## EXERCISE:
Extract, from the listing that follows, each line containing the word "Velocity".

(Recorded data)
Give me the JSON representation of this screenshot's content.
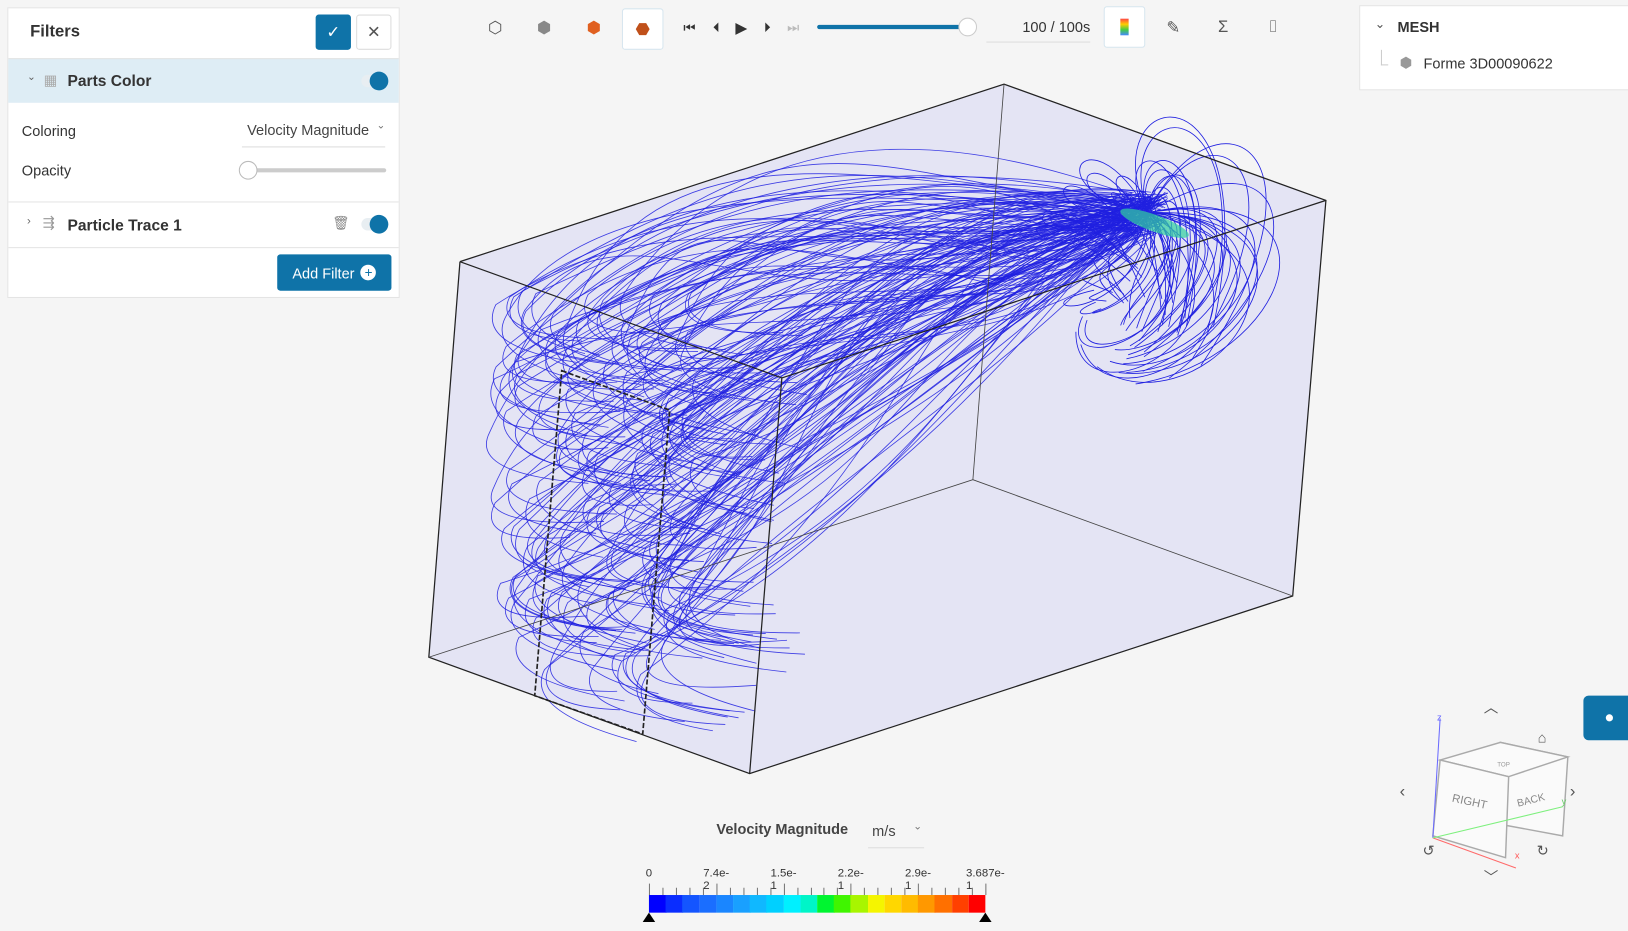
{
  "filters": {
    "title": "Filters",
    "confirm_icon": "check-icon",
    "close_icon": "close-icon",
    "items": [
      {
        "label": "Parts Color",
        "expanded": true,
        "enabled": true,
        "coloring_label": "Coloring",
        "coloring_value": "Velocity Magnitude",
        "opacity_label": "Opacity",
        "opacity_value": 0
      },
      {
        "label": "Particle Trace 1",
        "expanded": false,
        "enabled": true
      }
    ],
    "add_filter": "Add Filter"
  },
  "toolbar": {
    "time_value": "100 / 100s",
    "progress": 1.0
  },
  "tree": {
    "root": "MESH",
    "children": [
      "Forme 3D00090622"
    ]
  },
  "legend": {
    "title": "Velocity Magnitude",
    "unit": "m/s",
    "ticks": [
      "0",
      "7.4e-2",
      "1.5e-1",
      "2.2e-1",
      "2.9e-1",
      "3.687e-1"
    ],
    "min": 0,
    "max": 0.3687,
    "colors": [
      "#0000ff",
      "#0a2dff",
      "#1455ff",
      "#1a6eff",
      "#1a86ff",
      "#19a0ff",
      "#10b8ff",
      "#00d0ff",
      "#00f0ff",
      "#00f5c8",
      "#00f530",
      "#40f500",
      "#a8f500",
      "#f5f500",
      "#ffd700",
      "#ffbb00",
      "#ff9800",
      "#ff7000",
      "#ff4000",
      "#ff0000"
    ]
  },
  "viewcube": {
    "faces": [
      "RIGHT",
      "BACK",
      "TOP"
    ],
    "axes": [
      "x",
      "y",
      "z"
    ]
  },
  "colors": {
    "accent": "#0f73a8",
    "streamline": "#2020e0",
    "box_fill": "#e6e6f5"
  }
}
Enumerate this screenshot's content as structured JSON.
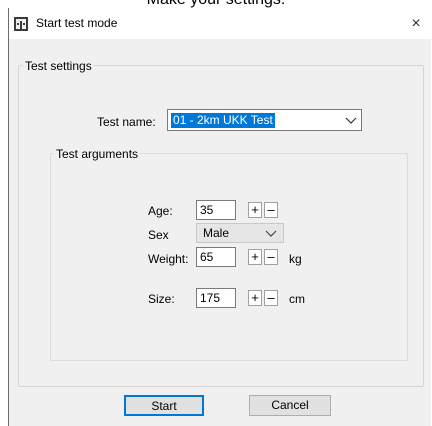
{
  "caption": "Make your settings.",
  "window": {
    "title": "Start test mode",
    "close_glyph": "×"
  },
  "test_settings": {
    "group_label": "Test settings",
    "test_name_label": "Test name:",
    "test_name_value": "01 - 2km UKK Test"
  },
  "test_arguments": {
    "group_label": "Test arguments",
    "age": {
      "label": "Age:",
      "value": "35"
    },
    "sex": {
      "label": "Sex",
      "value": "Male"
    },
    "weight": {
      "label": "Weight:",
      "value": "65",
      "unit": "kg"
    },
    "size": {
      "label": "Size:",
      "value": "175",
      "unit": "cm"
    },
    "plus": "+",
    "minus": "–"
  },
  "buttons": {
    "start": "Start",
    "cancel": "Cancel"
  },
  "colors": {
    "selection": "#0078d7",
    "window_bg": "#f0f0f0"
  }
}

## THE RESPONSE:
        "coloring_value": "Velocity Magnitude",
    "title": "Velocity Magnitude",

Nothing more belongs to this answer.